━━━━━ Reading text

There’s far more to copywriting than just advertising a product. Copy must engage the reader; it must make the reader feel something as much as a piece of fiction. It’s through this that we keep people coming back: both to you and your client.

Copy covers everything from marketing emails to blog posts to product descriptions. All marketing text that you find is classed as copy, and it shouldn’t be approached in the same way as fiction. Just because you’re great at one that doesn’t mean you’ll excel at the other. However, copywriting is a great way for writers to make money should you be able to adapt your writing style. Here’s 9 things you need to consider when writing copy.


Always do your research.

Make sure that you do your research before you write your piece, especially if it’s a topic you don’t know anything about. You don’t want to write something and have your client point out that you’ve got your facts wrong. That could be embarrassing…


Pieces should be written in plain English. Copy isn’t about fancy prose, it’s about getting your point across.  The easier your piece is for people to understand, the better it will be received. Save your purple prose for your fiction (if you really insist on using it at all).

Don’t worry about plain English being boring. Plain English can be much more evocative than any other form of language so long as it is done correctly. Writing in plain English also allows you to reach a wider amount of people, because more people will understand what you’re trying to say.

If you’re worried about your language being too complicated, use Hemingway or Grammarly to tighten your writing.


The voice and tone of a poem is incredibly important and can change how it makes the reader feel.

Copy should be written in a friendly, conversational manner. Treat your customer like a friend that you’re plugging your new favourite product to. Don’t talk down to them or assume they’re going to understand jargon. Use simple language. The simpler your language, the wider your audience.

All copywriting should be engaging, easy to understand, and unique.


Meeting with a client.

If you’re working as a freelance copywriter, it’s important that you research a new client before you start writing for them. Unless they say otherwise, your copy should fit the current voice, tone and identity of their brand.

━━━━━━━━━━
━━━━━ Extracted material

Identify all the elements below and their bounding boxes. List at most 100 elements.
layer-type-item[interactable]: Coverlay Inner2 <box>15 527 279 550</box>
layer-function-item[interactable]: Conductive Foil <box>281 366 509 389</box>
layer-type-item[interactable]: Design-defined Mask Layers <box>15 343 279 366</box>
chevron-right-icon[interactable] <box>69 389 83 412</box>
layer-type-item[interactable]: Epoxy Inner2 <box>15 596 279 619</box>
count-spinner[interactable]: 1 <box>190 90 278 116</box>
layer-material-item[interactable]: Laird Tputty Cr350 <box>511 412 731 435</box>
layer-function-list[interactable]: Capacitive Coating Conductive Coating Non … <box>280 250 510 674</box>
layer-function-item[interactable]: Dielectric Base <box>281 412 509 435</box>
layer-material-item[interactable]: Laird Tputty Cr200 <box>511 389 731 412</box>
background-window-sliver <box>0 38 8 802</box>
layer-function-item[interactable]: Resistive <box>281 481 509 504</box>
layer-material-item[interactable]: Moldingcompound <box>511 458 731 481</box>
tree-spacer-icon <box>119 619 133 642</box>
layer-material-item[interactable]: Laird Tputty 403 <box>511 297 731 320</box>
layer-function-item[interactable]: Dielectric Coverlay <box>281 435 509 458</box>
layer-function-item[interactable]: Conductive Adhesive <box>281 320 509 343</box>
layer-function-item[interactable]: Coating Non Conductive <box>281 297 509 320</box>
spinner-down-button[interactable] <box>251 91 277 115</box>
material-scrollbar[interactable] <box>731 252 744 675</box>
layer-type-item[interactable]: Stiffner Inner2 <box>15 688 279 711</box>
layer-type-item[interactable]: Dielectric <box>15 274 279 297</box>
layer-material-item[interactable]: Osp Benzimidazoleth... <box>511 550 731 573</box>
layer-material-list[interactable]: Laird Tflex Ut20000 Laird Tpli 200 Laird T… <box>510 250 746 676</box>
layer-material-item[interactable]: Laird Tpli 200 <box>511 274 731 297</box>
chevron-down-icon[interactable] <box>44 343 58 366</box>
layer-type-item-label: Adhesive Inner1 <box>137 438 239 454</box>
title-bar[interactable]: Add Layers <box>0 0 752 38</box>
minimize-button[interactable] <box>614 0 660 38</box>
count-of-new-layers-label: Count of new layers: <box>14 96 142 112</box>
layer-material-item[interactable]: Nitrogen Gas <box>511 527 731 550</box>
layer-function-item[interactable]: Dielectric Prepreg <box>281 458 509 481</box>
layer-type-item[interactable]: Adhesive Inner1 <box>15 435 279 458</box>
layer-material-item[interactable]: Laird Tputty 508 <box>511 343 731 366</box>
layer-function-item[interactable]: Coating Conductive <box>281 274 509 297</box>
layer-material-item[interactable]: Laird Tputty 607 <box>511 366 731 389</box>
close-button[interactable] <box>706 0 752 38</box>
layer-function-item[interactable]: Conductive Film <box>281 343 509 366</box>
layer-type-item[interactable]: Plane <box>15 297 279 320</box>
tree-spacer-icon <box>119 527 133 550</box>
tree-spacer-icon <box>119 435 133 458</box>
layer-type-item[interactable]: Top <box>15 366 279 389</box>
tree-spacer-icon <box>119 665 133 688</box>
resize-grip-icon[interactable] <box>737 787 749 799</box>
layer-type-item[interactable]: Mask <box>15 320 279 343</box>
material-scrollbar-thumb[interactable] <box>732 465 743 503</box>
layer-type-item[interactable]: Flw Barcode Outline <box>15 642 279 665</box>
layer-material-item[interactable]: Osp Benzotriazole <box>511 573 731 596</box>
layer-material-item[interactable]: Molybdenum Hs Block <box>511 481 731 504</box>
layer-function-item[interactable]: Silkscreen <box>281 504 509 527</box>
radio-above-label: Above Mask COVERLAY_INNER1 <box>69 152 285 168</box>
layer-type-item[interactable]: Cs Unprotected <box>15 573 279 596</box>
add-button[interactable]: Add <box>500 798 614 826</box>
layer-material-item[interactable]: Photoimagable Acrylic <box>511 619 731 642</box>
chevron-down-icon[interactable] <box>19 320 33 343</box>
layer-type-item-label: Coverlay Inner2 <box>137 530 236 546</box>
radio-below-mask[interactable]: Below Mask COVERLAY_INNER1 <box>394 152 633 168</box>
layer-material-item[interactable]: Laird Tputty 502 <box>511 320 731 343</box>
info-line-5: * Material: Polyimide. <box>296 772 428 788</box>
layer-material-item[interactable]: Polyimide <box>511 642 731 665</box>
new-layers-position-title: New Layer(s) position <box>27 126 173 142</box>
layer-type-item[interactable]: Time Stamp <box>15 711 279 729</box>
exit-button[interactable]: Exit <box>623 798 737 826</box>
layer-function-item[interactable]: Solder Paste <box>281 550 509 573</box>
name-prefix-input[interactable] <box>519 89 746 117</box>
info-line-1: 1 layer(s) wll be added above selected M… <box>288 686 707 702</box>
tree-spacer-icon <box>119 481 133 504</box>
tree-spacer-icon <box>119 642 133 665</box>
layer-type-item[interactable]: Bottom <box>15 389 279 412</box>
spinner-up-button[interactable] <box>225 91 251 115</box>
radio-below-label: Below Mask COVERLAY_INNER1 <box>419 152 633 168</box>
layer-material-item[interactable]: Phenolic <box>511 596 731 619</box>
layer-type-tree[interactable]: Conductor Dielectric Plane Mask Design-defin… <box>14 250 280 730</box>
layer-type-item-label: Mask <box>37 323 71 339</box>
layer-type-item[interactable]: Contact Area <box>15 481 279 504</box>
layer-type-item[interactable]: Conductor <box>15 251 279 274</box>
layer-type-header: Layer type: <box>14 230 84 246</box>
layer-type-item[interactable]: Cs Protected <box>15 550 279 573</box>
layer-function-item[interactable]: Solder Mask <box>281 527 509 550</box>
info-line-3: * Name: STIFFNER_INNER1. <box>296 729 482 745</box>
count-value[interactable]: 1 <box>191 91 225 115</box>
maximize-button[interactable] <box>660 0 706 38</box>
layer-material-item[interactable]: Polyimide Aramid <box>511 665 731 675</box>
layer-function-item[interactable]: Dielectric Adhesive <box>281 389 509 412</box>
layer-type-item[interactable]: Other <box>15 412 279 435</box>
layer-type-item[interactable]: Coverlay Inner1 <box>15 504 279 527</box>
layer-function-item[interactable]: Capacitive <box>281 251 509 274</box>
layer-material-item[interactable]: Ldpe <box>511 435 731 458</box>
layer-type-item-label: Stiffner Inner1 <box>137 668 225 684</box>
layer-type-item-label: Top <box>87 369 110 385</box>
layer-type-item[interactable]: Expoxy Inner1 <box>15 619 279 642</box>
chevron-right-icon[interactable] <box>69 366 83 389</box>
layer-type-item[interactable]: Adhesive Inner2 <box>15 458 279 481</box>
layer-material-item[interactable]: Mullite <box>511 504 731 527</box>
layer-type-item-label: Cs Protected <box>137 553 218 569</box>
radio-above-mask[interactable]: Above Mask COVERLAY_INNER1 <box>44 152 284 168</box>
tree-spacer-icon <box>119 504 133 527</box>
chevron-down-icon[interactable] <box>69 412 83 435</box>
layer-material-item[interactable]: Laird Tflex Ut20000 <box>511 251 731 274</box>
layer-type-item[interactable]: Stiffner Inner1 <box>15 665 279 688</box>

━━━━━━━━━━

* _Exercise directions_
List every type of writing the copywriting text names as an example of what copy covers.

* _Full output_
Marketing emails, blog posts, product descriptions